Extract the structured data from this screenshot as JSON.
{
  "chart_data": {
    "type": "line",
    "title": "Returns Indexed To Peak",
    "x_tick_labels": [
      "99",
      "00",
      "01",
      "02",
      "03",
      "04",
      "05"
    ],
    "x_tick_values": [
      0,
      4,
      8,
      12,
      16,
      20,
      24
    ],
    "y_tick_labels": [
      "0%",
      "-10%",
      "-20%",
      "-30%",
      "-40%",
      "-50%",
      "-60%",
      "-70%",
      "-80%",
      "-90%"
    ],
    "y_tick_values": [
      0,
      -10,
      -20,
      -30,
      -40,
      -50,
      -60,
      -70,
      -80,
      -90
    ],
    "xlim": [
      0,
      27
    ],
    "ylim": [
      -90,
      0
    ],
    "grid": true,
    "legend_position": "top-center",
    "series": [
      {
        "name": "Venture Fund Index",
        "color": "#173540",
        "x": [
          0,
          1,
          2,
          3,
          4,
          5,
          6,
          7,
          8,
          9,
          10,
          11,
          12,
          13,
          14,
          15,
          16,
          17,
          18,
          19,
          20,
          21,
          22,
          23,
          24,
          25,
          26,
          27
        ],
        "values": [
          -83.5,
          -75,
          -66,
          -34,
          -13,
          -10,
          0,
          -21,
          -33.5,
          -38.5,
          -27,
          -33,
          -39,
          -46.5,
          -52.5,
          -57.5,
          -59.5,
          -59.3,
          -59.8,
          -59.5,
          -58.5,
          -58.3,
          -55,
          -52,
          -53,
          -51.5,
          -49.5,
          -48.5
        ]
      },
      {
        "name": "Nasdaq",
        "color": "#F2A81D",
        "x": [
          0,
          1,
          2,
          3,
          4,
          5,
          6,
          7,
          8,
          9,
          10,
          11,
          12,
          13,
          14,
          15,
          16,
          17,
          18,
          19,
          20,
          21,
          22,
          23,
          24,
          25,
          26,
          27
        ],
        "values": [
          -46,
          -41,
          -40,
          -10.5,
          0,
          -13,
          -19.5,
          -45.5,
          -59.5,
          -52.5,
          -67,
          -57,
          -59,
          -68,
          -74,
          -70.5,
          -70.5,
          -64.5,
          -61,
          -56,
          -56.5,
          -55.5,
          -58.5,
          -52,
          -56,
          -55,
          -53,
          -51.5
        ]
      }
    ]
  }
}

- Exercise directions -
Give all the entries again exactly; leave none out.

- Response -
Extract the structured data from this screenshot as JSON.
{
  "chart_data": {
    "type": "line",
    "title": "Returns Indexed To Peak",
    "x_tick_labels": [
      "99",
      "00",
      "01",
      "02",
      "03",
      "04",
      "05"
    ],
    "x_tick_values": [
      0,
      4,
      8,
      12,
      16,
      20,
      24
    ],
    "y_tick_labels": [
      "0%",
      "-10%",
      "-20%",
      "-30%",
      "-40%",
      "-50%",
      "-60%",
      "-70%",
      "-80%",
      "-90%"
    ],
    "y_tick_values": [
      0,
      -10,
      -20,
      -30,
      -40,
      -50,
      -60,
      -70,
      -80,
      -90
    ],
    "xlim": [
      0,
      27
    ],
    "ylim": [
      -90,
      0
    ],
    "grid": true,
    "legend_position": "top-center",
    "series": [
      {
        "name": "Venture Fund Index",
        "color": "#173540",
        "x": [
          0,
          1,
          2,
          3,
          4,
          5,
          6,
          7,
          8,
          9,
          10,
          11,
          12,
          13,
          14,
          15,
          16,
          17,
          18,
          19,
          20,
          21,
          22,
          23,
          24,
          25,
          26,
          27
        ],
        "values": [
          -83.5,
          -75,
          -66,
          -34,
          -13,
          -10,
          0,
          -21,
          -33.5,
          -38.5,
          -27,
          -33,
          -39,
          -46.5,
          -52.5,
          -57.5,
          -59.5,
          -59.3,
          -59.8,
          -59.5,
          -58.5,
          -58.3,
          -55,
          -52,
          -53,
          -51.5,
          -49.5,
          -48.5
        ]
      },
      {
        "name": "Nasdaq",
        "color": "#F2A81D",
        "x": [
          0,
          1,
          2,
          3,
          4,
          5,
          6,
          7,
          8,
          9,
          10,
          11,
          12,
          13,
          14,
          15,
          16,
          17,
          18,
          19,
          20,
          21,
          22,
          23,
          24,
          25,
          26,
          27
        ],
        "values": [
          -46,
          -41,
          -40,
          -10.5,
          0,
          -13,
          -19.5,
          -45.5,
          -59.5,
          -52.5,
          -67,
          -57,
          -59,
          -68,
          -74,
          -70.5,
          -70.5,
          -64.5,
          -61,
          -56,
          -56.5,
          -55.5,
          -58.5,
          -52,
          -56,
          -55,
          -53,
          -51.5
        ]
      }
    ]
  }
}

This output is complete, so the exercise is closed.